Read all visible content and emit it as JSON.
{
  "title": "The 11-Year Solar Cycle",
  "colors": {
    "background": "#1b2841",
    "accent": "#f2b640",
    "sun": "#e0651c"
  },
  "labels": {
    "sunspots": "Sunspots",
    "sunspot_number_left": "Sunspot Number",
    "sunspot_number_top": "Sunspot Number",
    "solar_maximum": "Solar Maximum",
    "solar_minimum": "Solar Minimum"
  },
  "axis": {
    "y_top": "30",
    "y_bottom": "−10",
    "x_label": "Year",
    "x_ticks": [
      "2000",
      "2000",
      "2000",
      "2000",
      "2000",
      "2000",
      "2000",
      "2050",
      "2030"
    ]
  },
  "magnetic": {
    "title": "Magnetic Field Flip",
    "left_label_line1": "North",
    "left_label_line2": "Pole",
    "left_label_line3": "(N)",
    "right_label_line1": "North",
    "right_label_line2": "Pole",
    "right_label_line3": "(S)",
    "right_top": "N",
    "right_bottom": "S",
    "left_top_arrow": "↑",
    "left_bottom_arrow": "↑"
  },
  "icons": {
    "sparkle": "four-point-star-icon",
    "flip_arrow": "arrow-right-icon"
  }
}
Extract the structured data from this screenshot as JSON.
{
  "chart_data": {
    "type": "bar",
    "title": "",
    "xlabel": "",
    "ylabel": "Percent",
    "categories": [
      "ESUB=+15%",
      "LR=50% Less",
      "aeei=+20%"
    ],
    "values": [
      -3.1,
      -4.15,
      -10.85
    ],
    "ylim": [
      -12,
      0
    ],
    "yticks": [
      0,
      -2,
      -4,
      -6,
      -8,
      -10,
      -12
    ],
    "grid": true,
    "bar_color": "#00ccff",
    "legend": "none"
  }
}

JOB:
Return exactly, and only, the line containing "Extract the structured" and every line after it through the end of the material.

OUTPUT:
Extract the structured data from this screenshot as JSON.
{
  "chart_data": {
    "type": "bar",
    "title": "",
    "xlabel": "",
    "ylabel": "Percent",
    "categories": [
      "ESUB=+15%",
      "LR=50% Less",
      "aeei=+20%"
    ],
    "values": [
      -3.1,
      -4.15,
      -10.85
    ],
    "ylim": [
      -12,
      0
    ],
    "yticks": [
      0,
      -2,
      -4,
      -6,
      -8,
      -10,
      -12
    ],
    "grid": true,
    "bar_color": "#00ccff",
    "legend": "none"
  }
}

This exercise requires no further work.